Stored entries
========

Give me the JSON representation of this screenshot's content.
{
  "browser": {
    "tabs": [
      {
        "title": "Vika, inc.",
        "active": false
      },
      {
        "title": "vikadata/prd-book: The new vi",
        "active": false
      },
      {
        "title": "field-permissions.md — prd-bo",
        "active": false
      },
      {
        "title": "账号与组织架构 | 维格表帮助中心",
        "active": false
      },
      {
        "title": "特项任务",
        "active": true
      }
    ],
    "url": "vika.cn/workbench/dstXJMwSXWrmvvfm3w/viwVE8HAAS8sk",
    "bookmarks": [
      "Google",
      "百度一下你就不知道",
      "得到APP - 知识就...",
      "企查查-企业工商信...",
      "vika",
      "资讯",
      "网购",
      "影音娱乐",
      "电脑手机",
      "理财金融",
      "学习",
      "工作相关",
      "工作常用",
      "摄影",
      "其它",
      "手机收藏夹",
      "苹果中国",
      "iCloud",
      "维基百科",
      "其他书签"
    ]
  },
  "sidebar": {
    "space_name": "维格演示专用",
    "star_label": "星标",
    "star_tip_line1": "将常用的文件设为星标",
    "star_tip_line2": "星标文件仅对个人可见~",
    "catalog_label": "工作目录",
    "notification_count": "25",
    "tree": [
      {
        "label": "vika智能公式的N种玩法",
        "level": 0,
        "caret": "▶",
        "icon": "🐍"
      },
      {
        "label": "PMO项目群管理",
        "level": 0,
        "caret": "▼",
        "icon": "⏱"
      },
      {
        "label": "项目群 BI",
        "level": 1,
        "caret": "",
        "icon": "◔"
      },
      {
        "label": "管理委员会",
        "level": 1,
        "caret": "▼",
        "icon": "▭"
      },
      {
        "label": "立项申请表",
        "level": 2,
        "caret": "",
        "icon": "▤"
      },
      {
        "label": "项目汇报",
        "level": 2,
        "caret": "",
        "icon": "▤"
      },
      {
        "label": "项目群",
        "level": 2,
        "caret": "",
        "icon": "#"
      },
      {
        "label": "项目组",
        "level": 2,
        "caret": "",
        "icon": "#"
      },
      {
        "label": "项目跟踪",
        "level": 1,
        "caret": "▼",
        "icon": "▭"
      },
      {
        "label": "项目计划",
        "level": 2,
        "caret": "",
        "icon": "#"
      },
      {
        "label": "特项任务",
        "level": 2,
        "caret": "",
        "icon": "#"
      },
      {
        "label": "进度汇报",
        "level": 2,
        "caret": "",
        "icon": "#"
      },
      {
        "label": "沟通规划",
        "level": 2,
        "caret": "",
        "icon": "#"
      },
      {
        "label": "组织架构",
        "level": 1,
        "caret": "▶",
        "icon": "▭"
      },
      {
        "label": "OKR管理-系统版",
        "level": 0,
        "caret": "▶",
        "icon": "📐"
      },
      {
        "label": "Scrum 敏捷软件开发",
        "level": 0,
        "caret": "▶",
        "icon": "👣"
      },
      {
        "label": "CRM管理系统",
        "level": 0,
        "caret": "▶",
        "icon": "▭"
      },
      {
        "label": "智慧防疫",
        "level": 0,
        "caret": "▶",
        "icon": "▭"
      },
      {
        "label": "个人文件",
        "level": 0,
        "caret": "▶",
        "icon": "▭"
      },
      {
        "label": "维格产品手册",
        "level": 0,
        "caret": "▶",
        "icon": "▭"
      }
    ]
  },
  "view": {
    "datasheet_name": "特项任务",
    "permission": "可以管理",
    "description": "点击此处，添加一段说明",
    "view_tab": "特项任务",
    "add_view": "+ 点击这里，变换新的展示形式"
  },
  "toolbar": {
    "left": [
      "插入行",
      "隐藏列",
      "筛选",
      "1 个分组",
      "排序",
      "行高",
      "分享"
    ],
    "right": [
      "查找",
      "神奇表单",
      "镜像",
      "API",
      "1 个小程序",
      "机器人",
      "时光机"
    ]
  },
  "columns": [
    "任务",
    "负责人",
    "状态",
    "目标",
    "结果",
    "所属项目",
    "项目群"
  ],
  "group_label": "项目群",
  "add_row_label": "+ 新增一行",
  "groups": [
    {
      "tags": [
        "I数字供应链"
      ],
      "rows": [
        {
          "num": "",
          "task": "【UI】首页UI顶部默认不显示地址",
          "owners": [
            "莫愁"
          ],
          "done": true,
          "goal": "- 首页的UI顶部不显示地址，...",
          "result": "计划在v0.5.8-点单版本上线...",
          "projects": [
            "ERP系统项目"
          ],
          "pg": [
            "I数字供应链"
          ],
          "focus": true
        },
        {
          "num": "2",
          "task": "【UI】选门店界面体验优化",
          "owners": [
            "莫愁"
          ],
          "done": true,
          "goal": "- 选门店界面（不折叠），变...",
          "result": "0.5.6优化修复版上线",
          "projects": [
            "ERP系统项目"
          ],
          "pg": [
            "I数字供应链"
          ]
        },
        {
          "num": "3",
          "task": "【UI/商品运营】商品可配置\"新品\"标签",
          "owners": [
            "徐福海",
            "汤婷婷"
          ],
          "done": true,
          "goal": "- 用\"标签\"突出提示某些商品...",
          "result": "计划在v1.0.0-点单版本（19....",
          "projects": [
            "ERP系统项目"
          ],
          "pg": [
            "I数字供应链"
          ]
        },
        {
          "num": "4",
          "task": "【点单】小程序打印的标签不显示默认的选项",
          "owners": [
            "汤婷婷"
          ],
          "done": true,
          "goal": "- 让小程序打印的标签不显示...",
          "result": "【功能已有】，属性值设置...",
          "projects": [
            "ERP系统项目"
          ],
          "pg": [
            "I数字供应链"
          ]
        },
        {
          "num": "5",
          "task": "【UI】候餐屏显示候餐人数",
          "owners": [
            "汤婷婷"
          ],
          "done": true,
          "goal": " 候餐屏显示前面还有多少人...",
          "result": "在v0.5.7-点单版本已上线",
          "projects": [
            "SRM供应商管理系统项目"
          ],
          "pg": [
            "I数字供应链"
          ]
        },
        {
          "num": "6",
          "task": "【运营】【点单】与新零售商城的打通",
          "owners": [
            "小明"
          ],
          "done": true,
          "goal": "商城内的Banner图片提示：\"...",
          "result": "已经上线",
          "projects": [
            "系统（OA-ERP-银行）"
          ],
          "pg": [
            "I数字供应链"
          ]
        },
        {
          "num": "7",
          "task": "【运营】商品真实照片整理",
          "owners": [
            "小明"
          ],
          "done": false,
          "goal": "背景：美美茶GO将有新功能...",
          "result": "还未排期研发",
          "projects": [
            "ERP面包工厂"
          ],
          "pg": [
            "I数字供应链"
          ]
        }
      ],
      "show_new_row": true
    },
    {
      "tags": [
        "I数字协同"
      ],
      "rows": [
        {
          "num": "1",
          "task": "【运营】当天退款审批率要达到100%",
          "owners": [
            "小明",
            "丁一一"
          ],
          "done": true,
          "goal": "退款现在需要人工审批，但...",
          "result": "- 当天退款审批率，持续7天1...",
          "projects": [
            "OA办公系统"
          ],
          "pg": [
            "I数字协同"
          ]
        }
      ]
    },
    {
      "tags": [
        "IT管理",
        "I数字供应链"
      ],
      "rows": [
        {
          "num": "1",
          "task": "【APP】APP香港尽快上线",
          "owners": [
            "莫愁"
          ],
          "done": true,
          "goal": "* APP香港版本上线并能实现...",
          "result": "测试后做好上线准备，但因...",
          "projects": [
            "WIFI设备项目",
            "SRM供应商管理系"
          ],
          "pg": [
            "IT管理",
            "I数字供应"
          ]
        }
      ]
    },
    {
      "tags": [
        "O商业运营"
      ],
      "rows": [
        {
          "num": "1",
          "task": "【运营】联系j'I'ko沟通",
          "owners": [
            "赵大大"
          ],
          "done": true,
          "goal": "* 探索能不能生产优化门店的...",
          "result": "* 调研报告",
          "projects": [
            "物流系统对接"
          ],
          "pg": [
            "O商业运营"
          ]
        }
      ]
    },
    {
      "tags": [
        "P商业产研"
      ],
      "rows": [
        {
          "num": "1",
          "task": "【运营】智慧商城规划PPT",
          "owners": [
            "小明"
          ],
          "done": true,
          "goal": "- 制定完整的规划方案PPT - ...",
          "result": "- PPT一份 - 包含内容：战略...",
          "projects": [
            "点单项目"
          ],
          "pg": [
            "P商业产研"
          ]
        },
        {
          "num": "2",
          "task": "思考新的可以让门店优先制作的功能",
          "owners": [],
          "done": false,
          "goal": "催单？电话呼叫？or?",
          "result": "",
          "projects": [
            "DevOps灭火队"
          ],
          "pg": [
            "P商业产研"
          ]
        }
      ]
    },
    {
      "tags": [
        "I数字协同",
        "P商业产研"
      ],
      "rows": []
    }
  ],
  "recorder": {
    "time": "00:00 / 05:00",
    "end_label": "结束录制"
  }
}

========

What to work on
Return a copy of every line that includes the word "title".

Result of this exercise
        "title": "Vika, inc.",
        "title": "vikadata/prd-book: The new vi",
        "title": "field-permissions.md — prd-bo",
        "title": "账号与组织架构 | 维格表帮助中心",
        "title": "特项任务",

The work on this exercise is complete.